-- Start of Given entries --

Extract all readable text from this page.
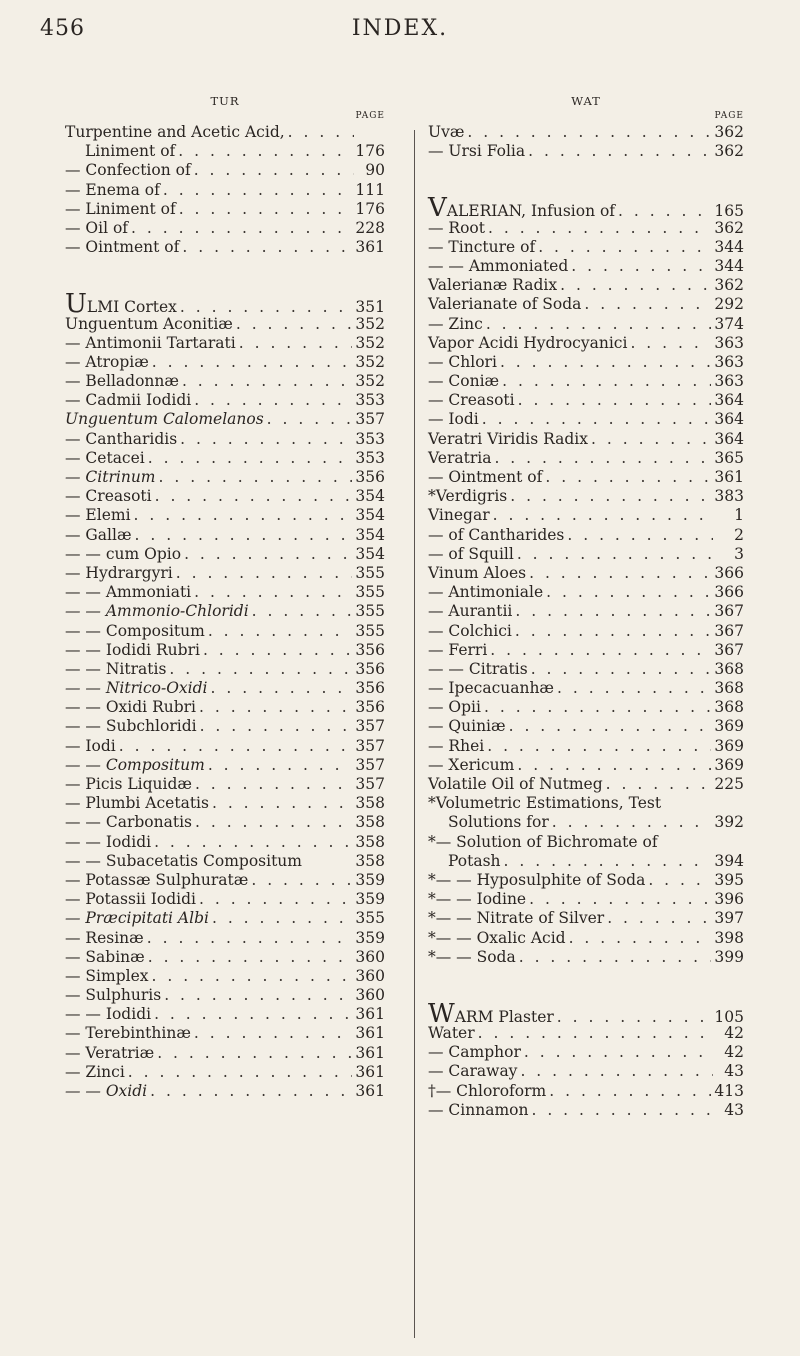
456	INDEX.
TUR
PAGE
Turpentine and Acetic Acid,
. . .
Liniment of . . .	176
— Confection of . . .	90
— Enema of . . .	111
— Liniment of . . .	176
— Oil of . . .	228
— Ointment of . . .	361
U LMI Cortex . . .	351
Unguentum Aconitiæ . . .	352
— Antimonii Tartarati . . .	352
— Atropiæ . . .	352
— Belladonnæ . . .	352
— Cadmii Iodidi . . .	353
Unguentum Calomelanos . . .	357
— Cantharidis . . .	353
— Cetacei . . .	353
— Citrinum . . .	356
— Creasoti . . .	354
— Elemi . . .	354
— Gallæ . . .	354
— — cum Opio . . .	354
— Hydrargyri . . .	355
— — Ammoniati . . .	355
— — Ammonio-Chloridi . . .	355
— — Compositum . . .	355
— — Iodidi Rubri . . .	356
— — Nitratis . . .	356
— — Nitrico-Oxidi . . .	356
— — Oxidi Rubri . . .	356
— — Subchloridi . . .	357
— Iodi . . .	357
— — Compositum . . .	357
— Picis Liquidæ . . .	357
— Plumbi Acetatis . . .	358
— — Carbonatis . . .	358
— — Iodidi . . .	358
— — Subacetatis Compositum	358
— Potassæ Sulphuratæ . . .	359
— Potassii Iodidi . . .	359
— Præcipitati Albi . . .	355
— Resinæ . . .	359
— Sabinæ . . .	360
— Simplex . . .	360
— Sulphuris . . .	360
— — Iodidi . . .	361
— Terebinthinæ . . .	361
— Veratriæ . . .	361
— Zinci . . .	361
— — Oxidi . . .	361
WAT
PAGE
Uvæ . . .	362
— Ursi Folia . . .	362
V ALERIAN, Infusion of . . .	165
— Root . . .	362
— Tincture of . . .	344
— — Ammoniated . . .	344
Valerianæ Radix . . .	362
Valerianate of Soda . . .	292
— Zinc . . .	374
Vapor Acidi Hydrocyanici . . .	363
— Chlori . . .	363
— Coniæ . . .	363
— Creasoti . . .	364
— Iodi . . .	364
Veratri Viridis Radix . . .	364
Veratria . . .	365
— Ointment of . . .	361
*Verdigris . . .	383
Vinegar . . .	1
— of Cantharides . . .	2
— of Squill . . .	3
Vinum Aloes . . .	366
— Antimoniale . . .	366
— Aurantii . . .	367
— Colchici . . .	367
— Ferri . . .	367
— — Citratis . . .	368
— Ipecacuanhæ . . .	368
— Opii . . .	368
— Quiniæ . . .	369
— Rhei . . .	369
— Xericum . . .	369
Volatile Oil of Nutmeg . . .	225
*Volumetric Estimations, Test
Solutions for . . .	392
*— Solution of Bichromate of
Potash . . .	394
*— — Hyposulphite of Soda . . .	395
*— — Iodine . . .	396
*— — Nitrate of Silver . . .	397
*— — Oxalic Acid . . .	398
*— — Soda . . .	399
W ARM Plaster . . .	105
Water . . .	42
— Camphor . . .	42
— Caraway . . .	43
†— Chloroform . . .	413
— Cinnamon . . .	43
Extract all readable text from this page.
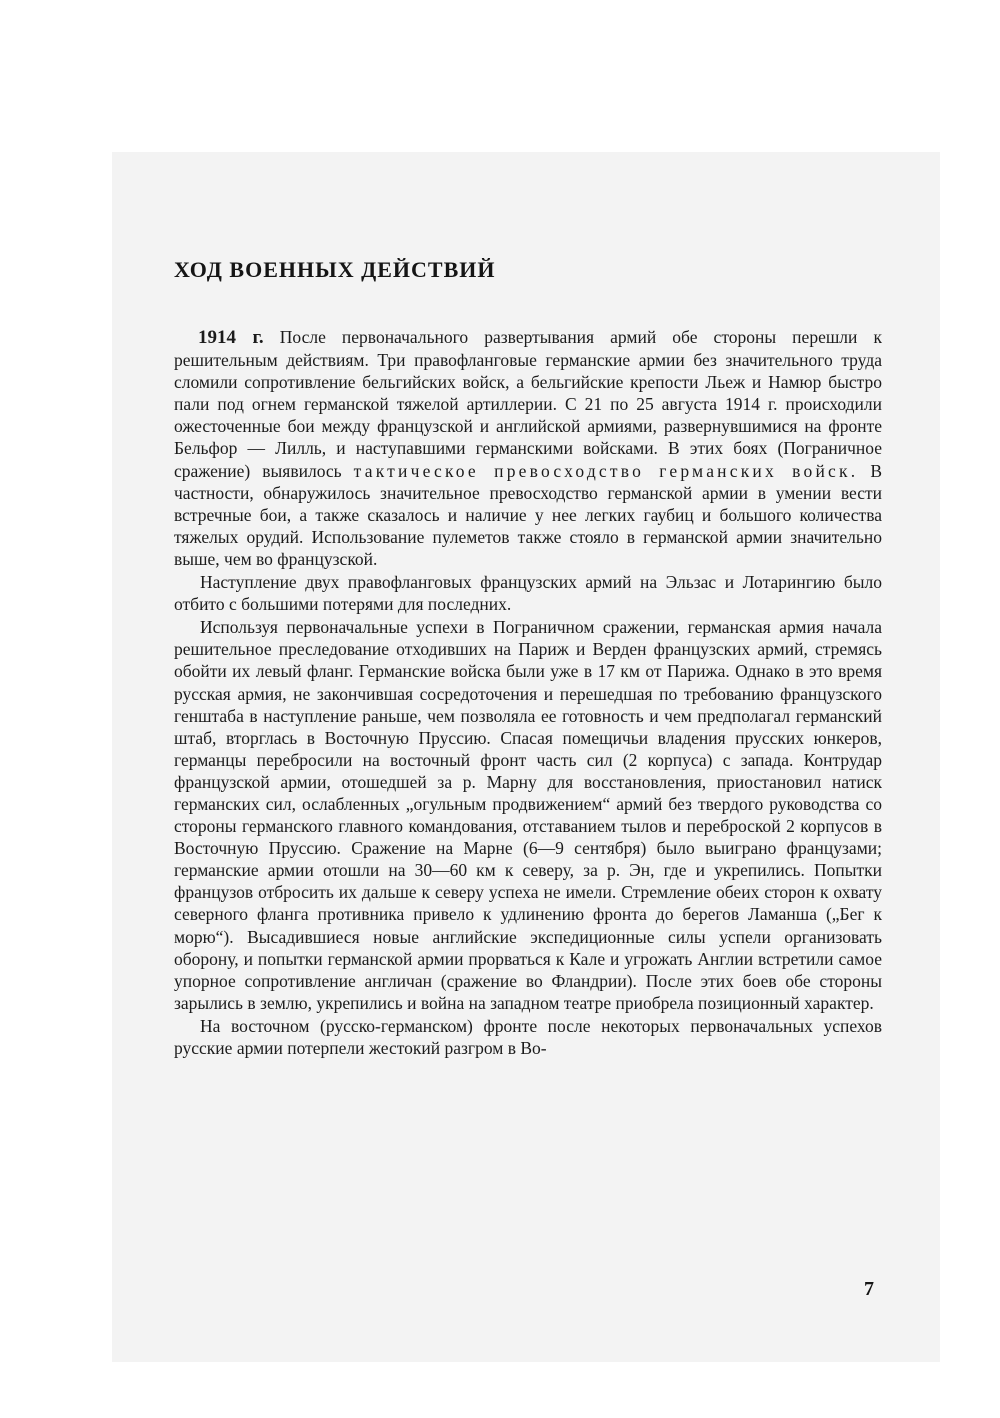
ХОД ВОЕННЫХ ДЕЙСТВИЙ

1914 г. После первоначального развертывания армий обе стороны перешли к решительным действиям. Три правофланговые германские армии без значительного труда сломили сопротивление бельгийских войск, а бельгийские крепости Льеж и Намюр быстро пали под огнем германской тяжелой артиллерии. С 21 по 25 августа 1914 г. происходили ожесточенные бои между французской и английской армиями, развернувшимися на фронте Бельфор — Лилль, и наступавшими германскими войсками. В этих боях (Пограничное сражение) выявилось тактическое превосходство германских войск. В частности, обнаружилось значительное превосходство германской армии в умении вести встречные бои, а также сказалось и наличие у нее легких гаубиц и большого количества тяжелых орудий. Использование пулеметов также стояло в германской армии значительно выше, чем во французской.

Наступление двух правофланговых французских армий на Эльзас и Лотарингию было отбито с большими потерями для последних.

Используя первоначальные успехи в Пограничном сражении, германская армия начала решительное преследование отходивших на Париж и Верден французских армий, стремясь обойти их левый фланг. Германские войска были уже в 17 км от Парижа. Однако в это время русская армия, не закончившая сосредоточения и перешедшая по требованию французского генштаба в наступление раньше, чем позволяла ее готовность и чем предполагал германский штаб, вторглась в Восточную Пруссию. Спасая помещичьи владения прусских юнкеров, германцы перебросили на восточный фронт часть сил (2 корпуса) с запада. Контрудар французской армии, отошедшей за р. Марну для восстановления, приостановил натиск германских сил, ослабленных „огульным продвижением“ армий без твердого руководства со стороны германского главного командования, отставанием тылов и переброской 2 корпусов в Восточную Пруссию. Сражение на Марне (6—9 сентября) было выиграно французами; германские армии отошли на 30—60 км к северу, за р. Эн, где и укрепились. Попытки французов отбросить их дальше к северу успеха не имели. Стремление обеих сторон к охвату северного фланга противника привело к удлинению фронта до берегов Ламанша („Бег к морю“). Высадившиеся новые английские экспедиционные силы успели организовать оборону, и попытки германской армии прорваться к Кале и угрожать Англии встретили самое упорное сопротивление англичан (сражение во Фландрии). После этих боев обе стороны зарылись в землю, укрепились и война на западном театре приобрела позиционный характер.

На восточном (русско-германском) фронте после некоторых первоначальных успехов русские армии потерпели жестокий разгром в Во-

7
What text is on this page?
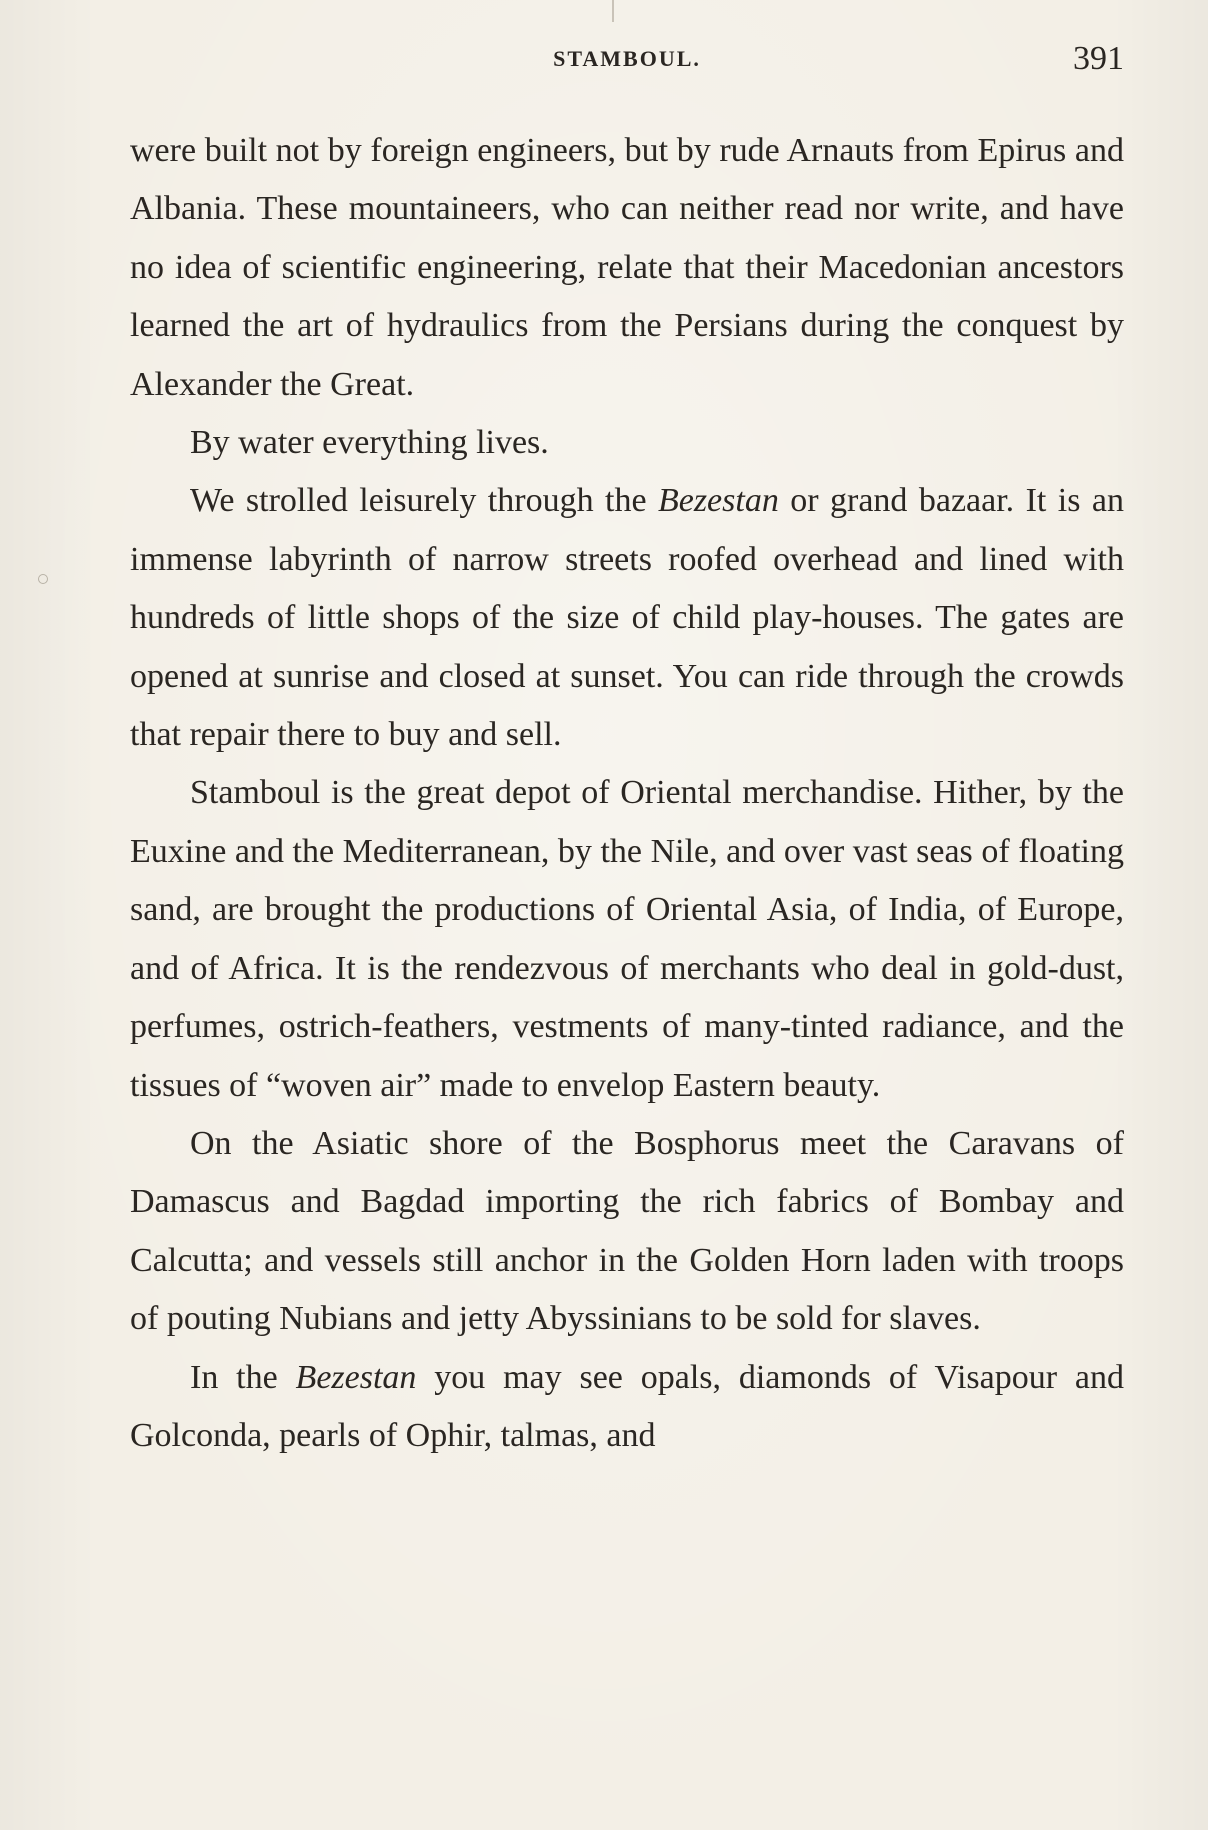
STAMBOUL.	391

were built not by foreign engineers, but by rude Arnauts from Epirus and Albania. These mountaineers, who can neither read nor write, and have no idea of scientific engineering, relate that their Macedonian ancestors learned the art of hydraulics from the Persians during the conquest by Alexander the Great.

By water everything lives.

We strolled leisurely through the Bezestan or grand bazaar. It is an immense labyrinth of narrow streets roofed overhead and lined with hundreds of little shops of the size of child play-houses. The gates are opened at sunrise and closed at sunset. You can ride through the crowds that repair there to buy and sell.

Stamboul is the great depot of Oriental merchandise. Hither, by the Euxine and the Mediterranean, by the Nile, and over vast seas of floating sand, are brought the productions of Oriental Asia, of India, of Europe, and of Africa. It is the rendezvous of merchants who deal in gold-dust, perfumes, ostrich-feathers, vestments of many-tinted radiance, and the tissues of “woven air” made to envelop Eastern beauty.

On the Asiatic shore of the Bosphorus meet the Caravans of Damascus and Bagdad importing the rich fabrics of Bombay and Calcutta; and vessels still anchor in the Golden Horn laden with troops of pouting Nubians and jetty Abyssinians to be sold for slaves.

In the Bezestan you may see opals, diamonds of Visapour and Golconda, pearls of Ophir, talmas, and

-- End of Given entries --

> **Instructions for the task**
State how many lines include the string "Compositum". Give no other information.

> **Complete answer**
3